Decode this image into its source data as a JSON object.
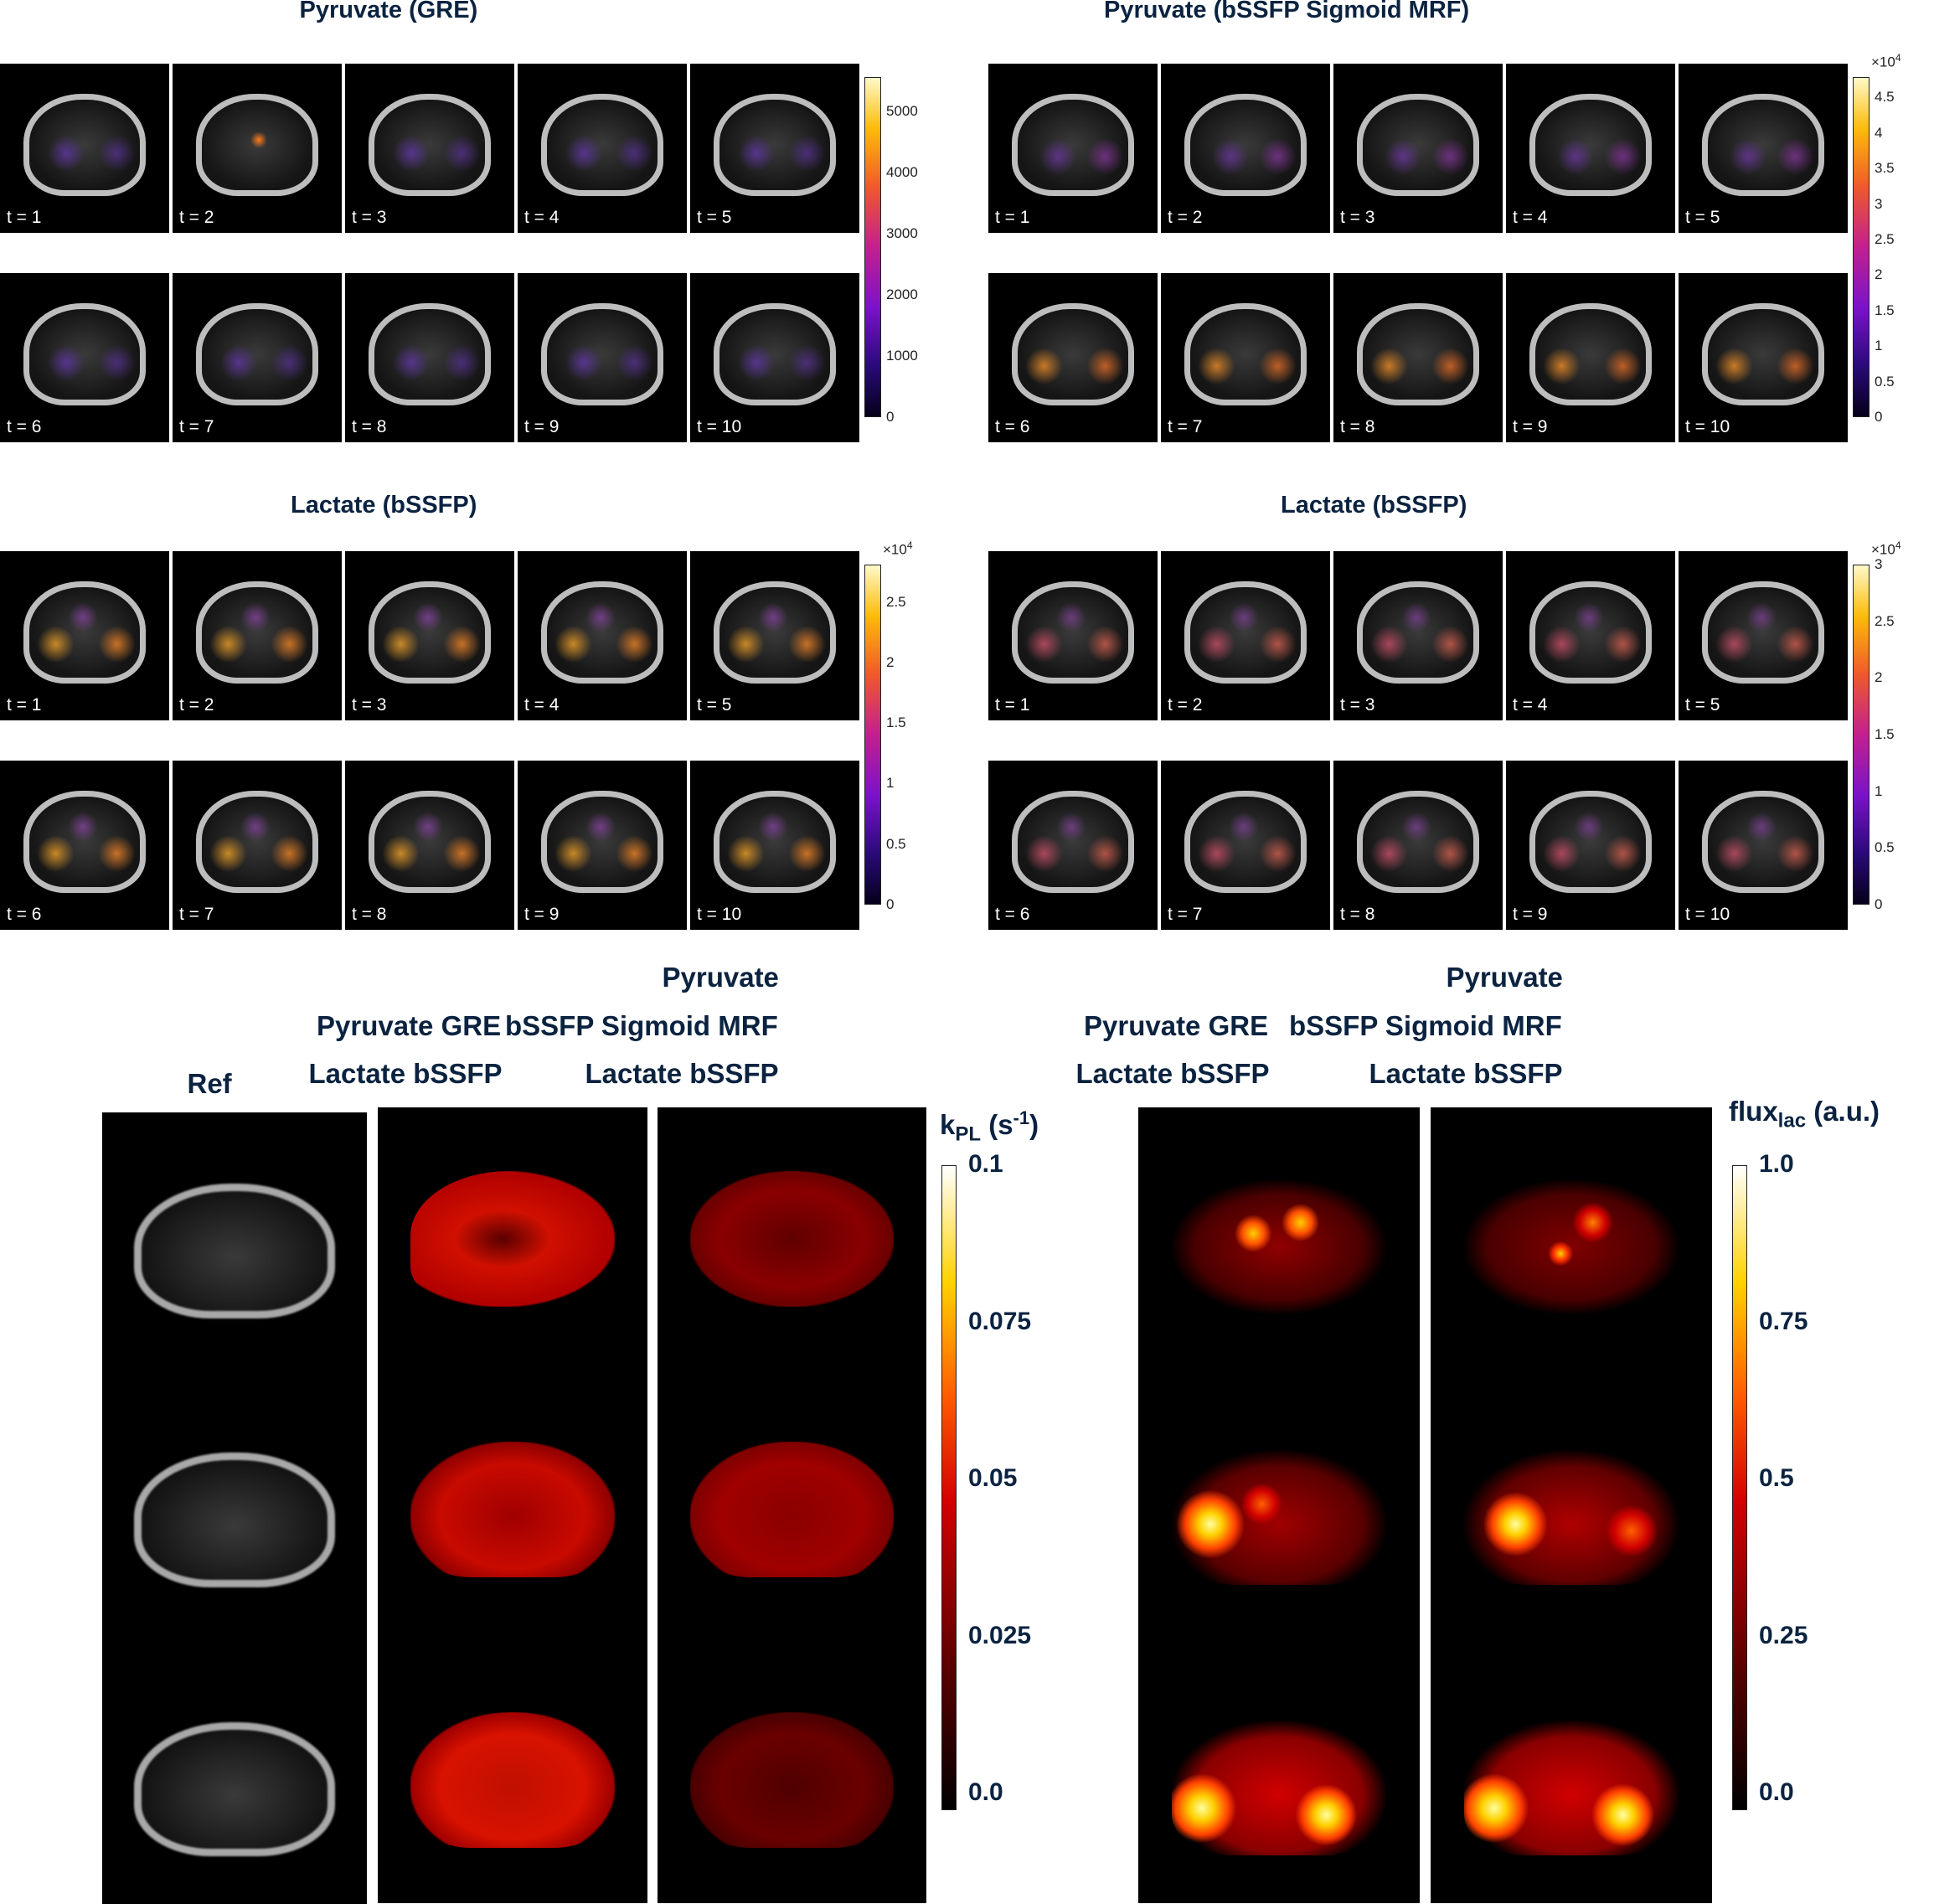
{
  "panels": [
    {
      "title": "Pyruvate (GRE)",
      "tiles": [
        "t = 1",
        "t = 2",
        "t = 3",
        "t = 4",
        "t = 5",
        "t = 6",
        "t = 7",
        "t = 8",
        "t = 9",
        "t = 10"
      ],
      "colorbar": {
        "multiplier": "",
        "ticks": [
          "5000",
          "4000",
          "3000",
          "2000",
          "1000",
          "0"
        ]
      }
    },
    {
      "title": "Pyruvate (bSSFP Sigmoid MRF)",
      "tiles": [
        "t = 1",
        "t = 2",
        "t = 3",
        "t = 4",
        "t = 5",
        "t = 6",
        "t = 7",
        "t = 8",
        "t = 9",
        "t = 10"
      ],
      "colorbar": {
        "multiplier": "×10",
        "exponent": "4",
        "ticks": [
          "4.5",
          "4",
          "3.5",
          "3",
          "2.5",
          "2",
          "1.5",
          "1",
          "0.5",
          "0"
        ]
      }
    },
    {
      "title": "Lactate (bSSFP)",
      "tiles": [
        "t = 1",
        "t = 2",
        "t = 3",
        "t = 4",
        "t = 5",
        "t = 6",
        "t = 7",
        "t = 8",
        "t = 9",
        "t = 10"
      ],
      "colorbar": {
        "multiplier": "×10",
        "exponent": "4",
        "ticks": [
          "2.5",
          "2",
          "1.5",
          "1",
          "0.5",
          "0"
        ]
      }
    },
    {
      "title": "Lactate (bSSFP)",
      "tiles": [
        "t = 1",
        "t = 2",
        "t = 3",
        "t = 4",
        "t = 5",
        "t = 6",
        "t = 7",
        "t = 8",
        "t = 9",
        "t = 10"
      ],
      "colorbar": {
        "multiplier": "×10",
        "exponent": "4",
        "ticks": [
          "3",
          "2.5",
          "2",
          "1.5",
          "1",
          "0.5",
          "0"
        ]
      }
    }
  ],
  "bottom": {
    "ref_label": "Ref",
    "col1": [
      "Pyruvate GRE",
      "Lactate bSSFP"
    ],
    "col2": [
      "Pyruvate",
      "bSSFP Sigmoid MRF",
      "Lactate bSSFP"
    ],
    "col3": [
      "Pyruvate GRE",
      "Lactate bSSFP"
    ],
    "col4": [
      "Pyruvate",
      "bSSFP Sigmoid MRF",
      "Lactate bSSFP"
    ],
    "kpl_label": {
      "main": "k",
      "sub": "PL",
      "unit_open": " (s",
      "sup": "-1",
      "unit_close": ")"
    },
    "kpl_ticks": [
      "0.1",
      "0.075",
      "0.05",
      "0.025",
      "0.0"
    ],
    "flux_label": {
      "main": "flux",
      "sub": "lac",
      "unit": " (a.u.)"
    },
    "flux_ticks": [
      "1.0",
      "0.75",
      "0.5",
      "0.25",
      "0.0"
    ]
  }
}
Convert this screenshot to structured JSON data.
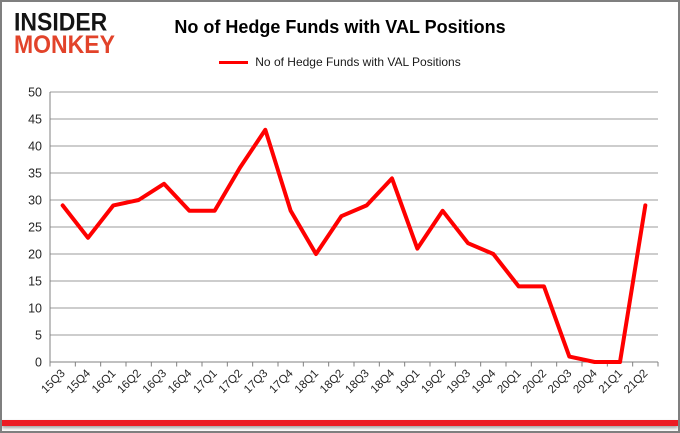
{
  "branding": {
    "logo_line1": "INSIDER",
    "logo_line2": "MONKEY"
  },
  "header": {
    "title": "No of Hedge Funds with VAL Positions"
  },
  "legend": {
    "label": "No of Hedge Funds with VAL Positions"
  },
  "colors": {
    "series_line": "#ff0000",
    "brand_black": "#141414",
    "brand_red": "#e2432a",
    "grid": "#9b9b9b",
    "axis": "#808080",
    "frame_border": "#7f7f7f",
    "bottom_bar": "#ec1c24",
    "tick_label": "#262626"
  },
  "chart_data": {
    "type": "line",
    "title": "No of Hedge Funds with VAL Positions",
    "categories": [
      "15Q3",
      "15Q4",
      "16Q1",
      "16Q2",
      "16Q3",
      "16Q4",
      "17Q1",
      "17Q2",
      "17Q3",
      "17Q4",
      "18Q1",
      "18Q2",
      "18Q3",
      "18Q4",
      "19Q1",
      "19Q2",
      "19Q3",
      "19Q4",
      "20Q1",
      "20Q2",
      "20Q3",
      "20Q4",
      "21Q1",
      "21Q2"
    ],
    "series": [
      {
        "name": "No of Hedge Funds with VAL Positions",
        "color": "#ff0000",
        "values": [
          29,
          23,
          29,
          30,
          33,
          28,
          28,
          36,
          43,
          28,
          20,
          27,
          29,
          34,
          21,
          28,
          22,
          20,
          14,
          14,
          1,
          0,
          0,
          29
        ]
      }
    ],
    "xlabel": "",
    "ylabel": "",
    "ylim": [
      0,
      50
    ],
    "ytick_step": 5,
    "y_tick_labels": [
      "0",
      "5",
      "10",
      "15",
      "20",
      "25",
      "30",
      "35",
      "40",
      "45",
      "50"
    ],
    "grid": true,
    "legend_position": "top-center"
  }
}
========================
## Short problem
Copy out every line in the entries above that holds "Funds".

## Output for this exercise
    "title": "No of Hedge Funds with VAL Positions"
    "label": "No of Hedge Funds with VAL Positions"
    "title": "No of Hedge Funds with VAL Positions",
        "name": "No of Hedge Funds with VAL Positions",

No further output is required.